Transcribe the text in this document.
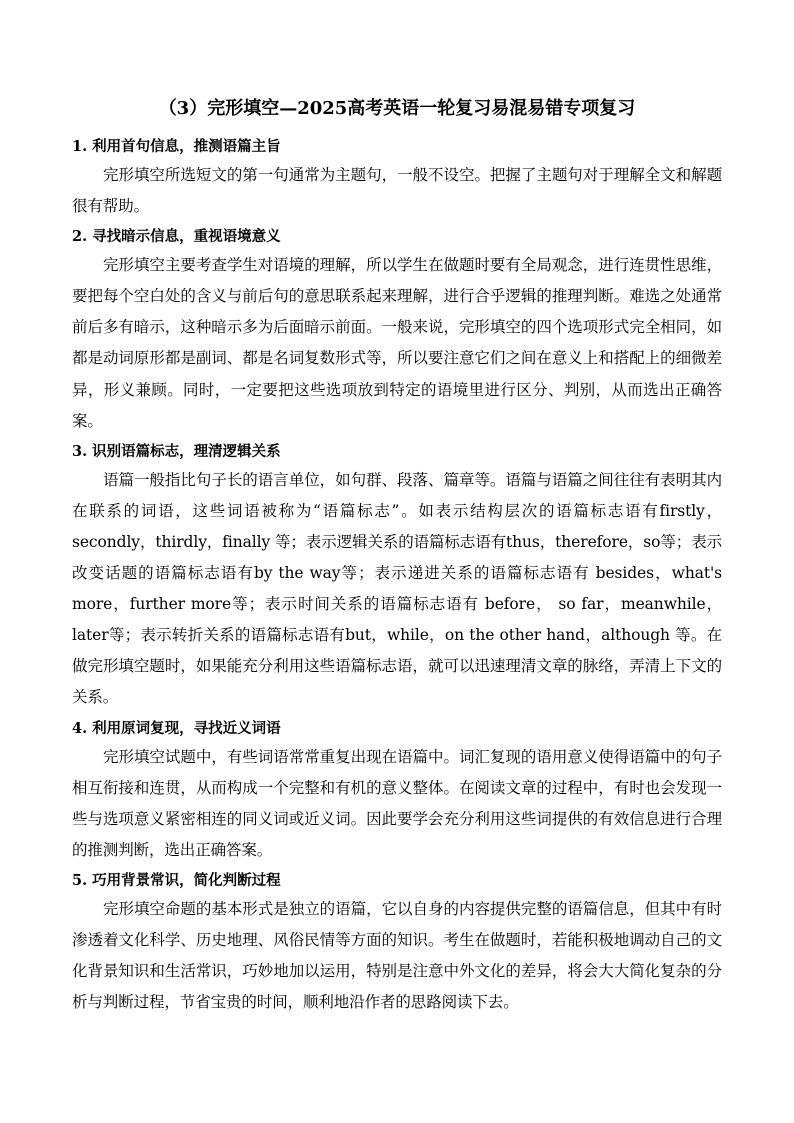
（3）完形填空—2025高考英语一轮复习易混易错专项复习
1. 利用首句信息，推测语篇主旨

完形填空所选短文的第一句通常为主题句，一般不设空。把握了主题句对于理解全文和解题很有帮助。

2. 寻找暗示信息，重视语境意义

完形填空主要考查学生对语境的理解，所以学生在做题时要有全局观念，进行连贯性思维，要把每个空白处的含义与前后句的意思联系起来理解，进行合乎逻辑的推理判断。难选之处通常前后多有暗示，这种暗示多为后面暗示前面。一般来说，完形填空的四个选项形式完全相同，如都是动词原形都是副词、都是名词复数形式等，所以要注意它们之间在意义上和搭配上的细微差异，形义兼顾。同时，一定要把这些选项放到特定的语境里进行区分、判别，从而选出正确答案。

3. 识别语篇标志，理清逻辑关系

语篇一般指比句子长的语言单位，如句群、段落、篇章等。语篇与语篇之间往往有表明其内在联系的词语，这些词语被称为“语篇标志”。如表示结构层次的语篇标志语有firstly，secondly，thirdly，finally 等；表示逻辑关系的语篇标志语有thus，therefore，so等；表示改变话题的语篇标志语有by the way等；表示递进关系的语篇标志语有 besides，what's more，further more等；表示时间关系的语篇标志语有 before， so far，meanwhile，later等；表示转折关系的语篇标志语有but，while，on the other hand，although 等。在做完形填空题时，如果能充分利用这些语篇标志语，就可以迅速理清文章的脉络，弄清上下文的关系。

4. 利用原词复现，寻找近义词语

完形填空试题中，有些词语常常重复出现在语篇中。词汇复现的语用意义使得语篇中的句子相互衔接和连贯，从而构成一个完整和有机的意义整体。在阅读文章的过程中，有时也会发现一些与选项意义紧密相连的同义词或近义词。因此要学会充分利用这些词提供的有效信息进行合理的推测判断，选出正确答案。

5. 巧用背景常识，简化判断过程

完形填空命题的基本形式是独立的语篇，它以自身的内容提供完整的语篇信息，但其中有时渗透着文化科学、历史地理、风俗民情等方面的知识。考生在做题时，若能积极地调动自己的文化背景知识和生活常识，巧妙地加以运用，特别是注意中外文化的差异，将会大大简化复杂的分析与判断过程，节省宝贵的时间，顺利地沿作者的思路阅读下去。
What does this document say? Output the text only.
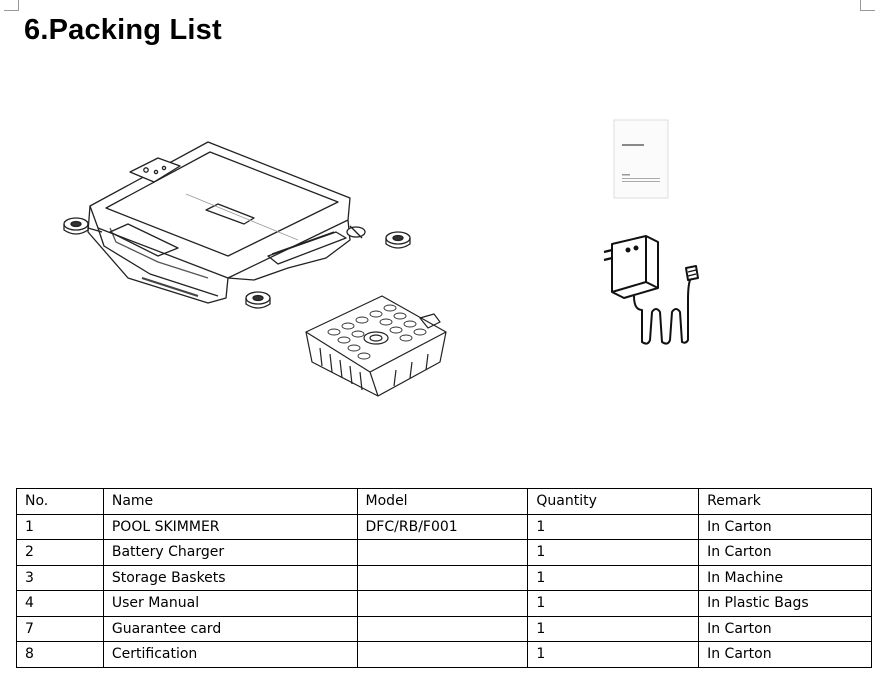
6.Packing List
No.	Name	Model	Quantity	Remark
1	POOL SKIMMER	DFC/RB/F001	1	In Carton
2	Battery Charger		1	In Carton
3	Storage Baskets		1	In Machine
4	User Manual		1	In Plastic Bags
7	Guarantee card		1	In Carton
8	Certification		1	In Carton
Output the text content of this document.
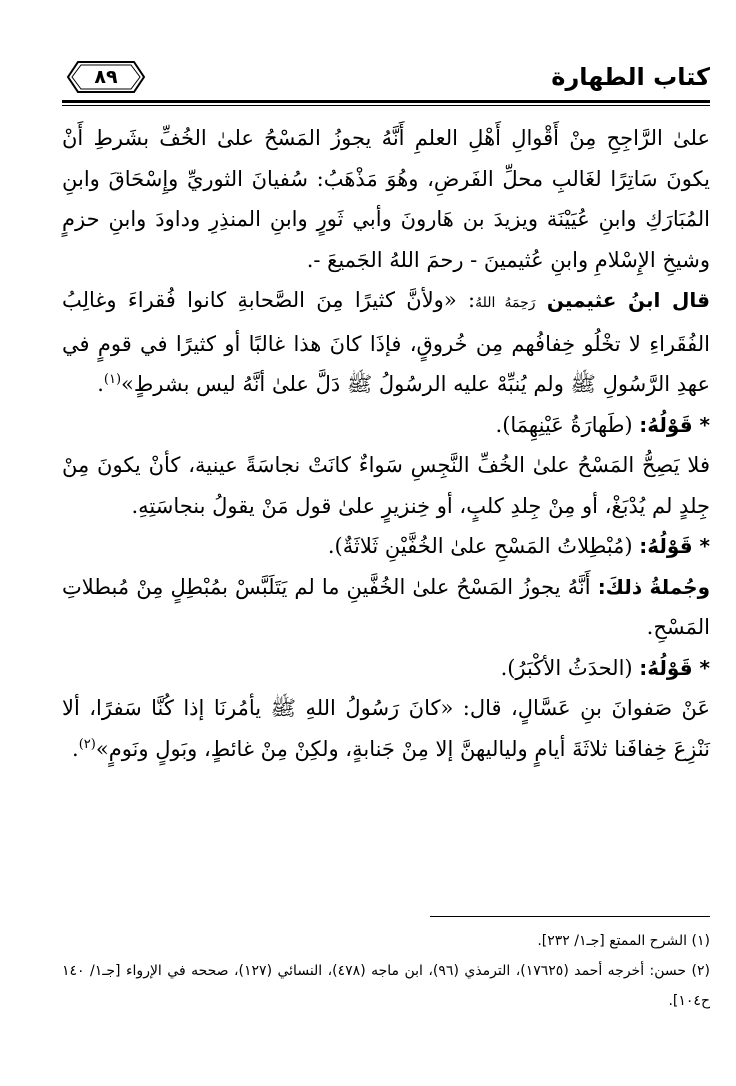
كتاب الطهارة
٨٩

علىٰ الرَّاجِحِ مِنْ أَقْوالِ أَهْلِ العلمِ أَنَّهُ يجوزُ المَسْحُ علىٰ الخُفِّ بشَرطِ أَنْ يكونَ سَاتِرًا لغَالبِ محلِّ الفَرضِ، وهُوَ مَذْهَبُ: سُفيانَ الثوريِّ وإِسْحَاقَ وابنِ المُبَارَكِ وابنِ عُيَيْنَة ويزيدَ بن هَارونَ وأبي ثَورٍ وابنِ المنذِرِ وداودَ وابنِ حزمٍ وشيخِ الإِسْلامِ وابنِ عُثيمينَ - رحمَ اللهُ الجَميعَ -.

قال ابنُ عثيمين رَحِمَهُ اللهُ: «ولأنَّ كثيرًا مِنَ الصَّحابةِ كانوا فُقراءَ وغالِبُ الفُقَراءِ لا تخْلُو خِفافُهم مِن خُروقٍ، فإذَا كانَ هذا غالبًا أو كثيرًا في قومٍ في عهدِ الرَّسُولِ ﷺ ولم يُنبِّهْ عليه الرسُولُ ﷺ دَلَّ علىٰ أنَّهُ ليس بشرطٍ»$^{(١)}$.

* قَوْلُهُ: (طَهارَةُ عَيْنِهِمَا).

فلا يَصِحُّ المَسْحُ علىٰ الخُفِّ النَّجِسِ سَواءٌ كانَتْ نجاسَةً عينية، كأنْ يكونَ مِنْ جِلدٍ لم يُدْبَغْ، أو مِنْ جِلدِ كلبٍ، أو خِنزيرٍ علىٰ قول مَنْ يقولُ بنجاسَتِهِ.

* قَوْلُهُ: (مُبْطِلاتُ المَسْحِ علىٰ الخُفَّيْنِ ثَلاثَةٌ).

وجُملةُ ذلكَ: أَنَّهُ يجوزُ المَسْحُ علىٰ الخُفَّينِ ما لم يَتَلَبَّسْ بمُبْطِلٍ مِنْ مُبطلاتِ المَسْحِ.

* قَوْلُهُ: (الحدَثُ الأكْبَرُ).

عَنْ صَفوانَ بنِ عَسَّالٍ، قال: «كانَ رَسُولُ اللهِ ﷺ يأمُرنَا إذا كُنَّا سَفرًا، ألا نَنْزِعَ خِفافَنا ثلاثَةَ أيامٍ ولياليهنَّ إلا مِنْ جَنابةٍ، ولكِنْ مِنْ غائطٍ، وبَولٍ ونَومٍ»$^{(٢)}$.

(١) الشرح الممتع [جـ١/ ٢٣٢].

(٢) حسن: أخرجه أحمد (١٧٦٢٥)، الترمذي (٩٦)، ابن ماجه (٤٧٨)، النسائي (١٢٧)، صححه في الإرواء [جـ١/ ١٤٠ ح١٠٤].
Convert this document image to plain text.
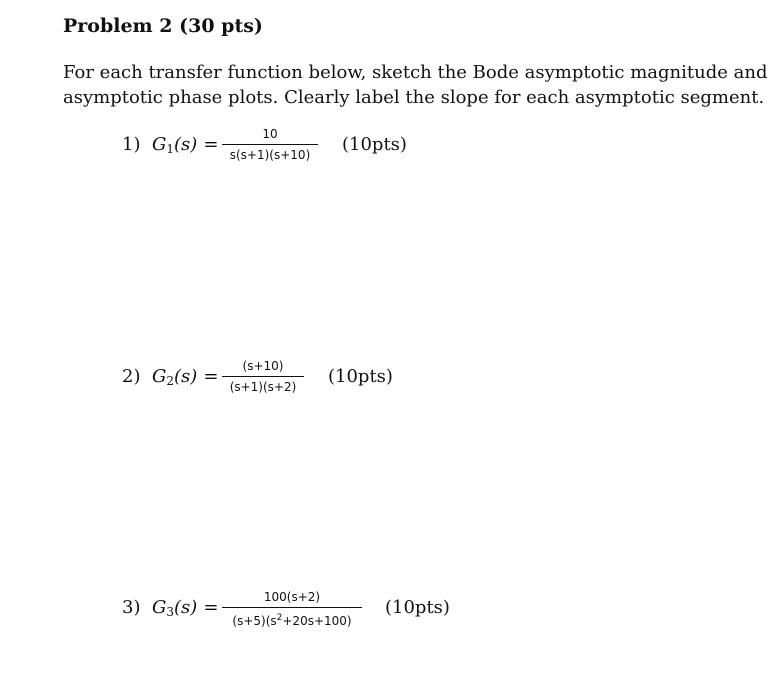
Problem 2 (30 pts)
For each transfer function below, sketch the Bode asymptotic magnitude and
asymptotic phase plots. Clearly label the slope for each asymptotic segment.
1) $G_1(s)$ =	10
s(s+1)(s+10)	(10pts)
2) $G_2(s)$ =	(s+10)
(s+1)(s+2)	(10pts)
3) $G_3(s)$ =	100(s+2)
$(s+5)(s^2+20s+100)$
(10pts)
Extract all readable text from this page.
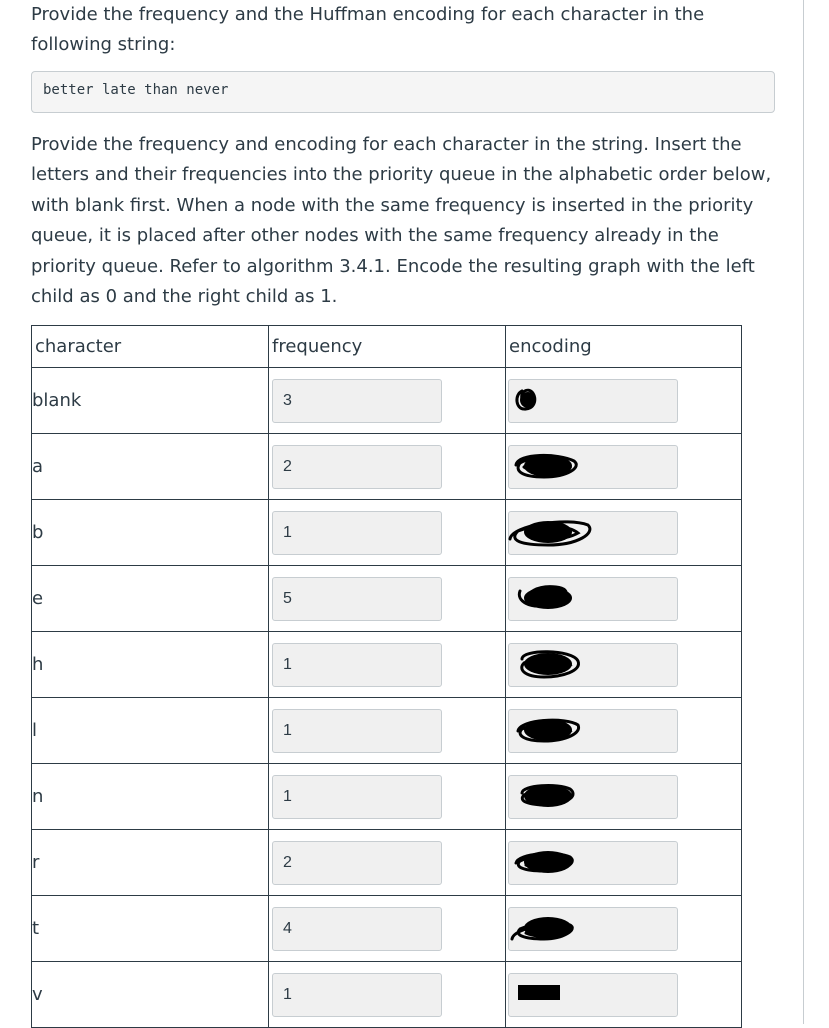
Provide the frequency and the Huffman encoding for each character in the following string:

better late than never

Provide the frequency and encoding for each character in the string. Insert the letters and their frequencies into the priority queue in the alphabetic order below, with blank first. When a node with the same frequency is inserted in the priority queue, it is placed after other nodes with the same frequency already in the priority queue. Refer to algorithm 3.4.1. Encode the resulting graph with the left child as 0 and the right child as 1.

character	frequency	encoding
blank	3

a	2

b	1

e	5

h	1

l	1

n	1

r	2

t	4

v	1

=-=-=

> _EXERCISE DIRECTIONS_:
Your task is an exact transcription of all the data, minus the pictures.

> _THE RESPONSE_:
Transcribe the text in this document.
（3）完形填空—2025高考英语一轮复习易混易错专项复习
1. 利用首句信息，推测语篇主旨

完形填空所选短文的第一句通常为主题句，一般不设空。把握了主题句对于理解全文和解题很有帮助。

2. 寻找暗示信息，重视语境意义

完形填空主要考查学生对语境的理解，所以学生在做题时要有全局观念，进行连贯性思维，要把每个空白处的含义与前后句的意思联系起来理解，进行合乎逻辑的推理判断。难选之处通常前后多有暗示，这种暗示多为后面暗示前面。一般来说，完形填空的四个选项形式完全相同，如都是动词原形都是副词、都是名词复数形式等，所以要注意它们之间在意义上和搭配上的细微差异，形义兼顾。同时，一定要把这些选项放到特定的语境里进行区分、判别，从而选出正确答案。

3. 识别语篇标志，理清逻辑关系

语篇一般指比句子长的语言单位，如句群、段落、篇章等。语篇与语篇之间往往有表明其内在联系的词语，这些词语被称为“语篇标志”。如表示结构层次的语篇标志语有firstly，secondly，thirdly，finally 等；表示逻辑关系的语篇标志语有thus，therefore，so等；表示改变话题的语篇标志语有by the way等；表示递进关系的语篇标志语有 besides，what's more，further more等；表示时间关系的语篇标志语有 before， so far，meanwhile，later等；表示转折关系的语篇标志语有but，while，on the other hand，although 等。在做完形填空题时，如果能充分利用这些语篇标志语，就可以迅速理清文章的脉络，弄清上下文的关系。

4. 利用原词复现，寻找近义词语

完形填空试题中，有些词语常常重复出现在语篇中。词汇复现的语用意义使得语篇中的句子相互衔接和连贯，从而构成一个完整和有机的意义整体。在阅读文章的过程中，有时也会发现一些与选项意义紧密相连的同义词或近义词。因此要学会充分利用这些词提供的有效信息进行合理的推测判断，选出正确答案。

5. 巧用背景常识，简化判断过程

完形填空命题的基本形式是独立的语篇，它以自身的内容提供完整的语篇信息，但其中有时渗透着文化科学、历史地理、风俗民情等方面的知识。考生在做题时，若能积极地调动自己的文化背景知识和生活常识，巧妙地加以运用，特别是注意中外文化的差异，将会大大简化复杂的分析与判断过程，节省宝贵的时间，顺利地沿作者的思路阅读下去。
What does this document say? Output the text only.
6.Packing List
No.	Name	Model	Quantity	Remark
1	POOL SKIMMER	DFC/RB/F001	1	In Carton
2	Battery Charger		1	In Carton
3	Storage Baskets		1	In Machine
4	User Manual		1	In Plastic Bags
7	Guarantee card		1	In Carton
8	Certification		1	In Carton
Output the text content of this document.
كتاب الطهارة
٨٩

علىٰ الرَّاجِحِ مِنْ أَقْوالِ أَهْلِ العلمِ أَنَّهُ يجوزُ المَسْحُ علىٰ الخُفِّ بشَرطِ أَنْ يكونَ سَاتِرًا لغَالبِ محلِّ الفَرضِ، وهُوَ مَذْهَبُ: سُفيانَ الثوريِّ وإِسْحَاقَ وابنِ المُبَارَكِ وابنِ عُيَيْنَة ويزيدَ بن هَارونَ وأبي ثَورٍ وابنِ المنذِرِ وداودَ وابنِ حزمٍ وشيخِ الإِسْلامِ وابنِ عُثيمينَ - رحمَ اللهُ الجَميعَ -.

قال ابنُ عثيمين رَحِمَهُ اللهُ: «ولأنَّ كثيرًا مِنَ الصَّحابةِ كانوا فُقراءَ وغالِبُ الفُقَراءِ لا تخْلُو خِفافُهم مِن خُروقٍ، فإذَا كانَ هذا غالبًا أو كثيرًا في قومٍ في عهدِ الرَّسُولِ ﷺ ولم يُنبِّهْ عليه الرسُولُ ﷺ دَلَّ علىٰ أنَّهُ ليس بشرطٍ»$^{(١)}$.

* قَوْلُهُ: (طَهارَةُ عَيْنِهِمَا).

فلا يَصِحُّ المَسْحُ علىٰ الخُفِّ النَّجِسِ سَواءٌ كانَتْ نجاسَةً عينية، كأنْ يكونَ مِنْ جِلدٍ لم يُدْبَغْ، أو مِنْ جِلدِ كلبٍ، أو خِنزيرٍ علىٰ قول مَنْ يقولُ بنجاسَتِهِ.

* قَوْلُهُ: (مُبْطِلاتُ المَسْحِ علىٰ الخُفَّيْنِ ثَلاثَةٌ).

وجُملةُ ذلكَ: أَنَّهُ يجوزُ المَسْحُ علىٰ الخُفَّينِ ما لم يَتَلَبَّسْ بمُبْطِلٍ مِنْ مُبطلاتِ المَسْحِ.

* قَوْلُهُ: (الحدَثُ الأكْبَرُ).

عَنْ صَفوانَ بنِ عَسَّالٍ، قال: «كانَ رَسُولُ اللهِ ﷺ يأمُرنَا إذا كُنَّا سَفرًا، ألا نَنْزِعَ خِفافَنا ثلاثَةَ أيامٍ ولياليهنَّ إلا مِنْ جَنابةٍ، ولكِنْ مِنْ غائطٍ، وبَولٍ ونَومٍ»$^{(٢)}$.

(١) الشرح الممتع [جـ١/ ٢٣٢].

(٢) حسن: أخرجه أحمد (١٧٦٢٥)، الترمذي (٩٦)، ابن ماجه (٤٧٨)، النسائي (١٢٧)، صححه في الإرواء [جـ١/ ١٤٠ ح١٠٤].
Convert this document image to plain text.
Problem 2 (30 pts)
For each transfer function below, sketch the Bode asymptotic magnitude and
asymptotic phase plots. Clearly label the slope for each asymptotic segment.
1) $G_1(s)$ =	10
s(s+1)(s+10)	(10pts)
2) $G_2(s)$ =	(s+10)
(s+1)(s+2)	(10pts)
3) $G_3(s)$ =	100(s+2)
$(s+5)(s^2+20s+100)$
(10pts)
Extract all readable text from this page.
Provide the frequency and the Huffman encoding for each character in the following string:

better late than never

Provide the frequency and encoding for each character in the string. Insert the letters and their frequencies into the priority queue in the alphabetic order below, with blank first. When a node with the same frequency is inserted in the priority queue, it is placed after other nodes with the same frequency already in the priority queue. Refer to algorithm 3.4.1. Encode the resulting graph with the left child as 0 and the right child as 1.

character	frequency	encoding
blank	3

a	2

b	1

e	5

h	1

l	1

n	1

r	2

t	4

v	1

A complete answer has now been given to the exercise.